↓↓↓

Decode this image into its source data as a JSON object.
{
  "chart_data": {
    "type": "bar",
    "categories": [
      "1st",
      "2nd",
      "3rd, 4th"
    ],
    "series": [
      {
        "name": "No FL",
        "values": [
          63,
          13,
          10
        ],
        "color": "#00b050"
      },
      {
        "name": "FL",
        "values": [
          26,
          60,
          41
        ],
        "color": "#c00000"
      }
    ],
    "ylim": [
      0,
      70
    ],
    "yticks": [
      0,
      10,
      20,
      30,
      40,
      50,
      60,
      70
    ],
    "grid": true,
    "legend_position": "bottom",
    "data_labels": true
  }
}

↑↑↑

Every entry should be printed again exactly as written.

Task result:
Decode this image into its source data as a JSON object.
{
  "chart_data": {
    "type": "bar",
    "categories": [
      "1st",
      "2nd",
      "3rd, 4th"
    ],
    "series": [
      {
        "name": "No FL",
        "values": [
          63,
          13,
          10
        ],
        "color": "#00b050"
      },
      {
        "name": "FL",
        "values": [
          26,
          60,
          41
        ],
        "color": "#c00000"
      }
    ],
    "ylim": [
      0,
      70
    ],
    "yticks": [
      0,
      10,
      20,
      30,
      40,
      50,
      60,
      70
    ],
    "grid": true,
    "legend_position": "bottom",
    "data_labels": true
  }
}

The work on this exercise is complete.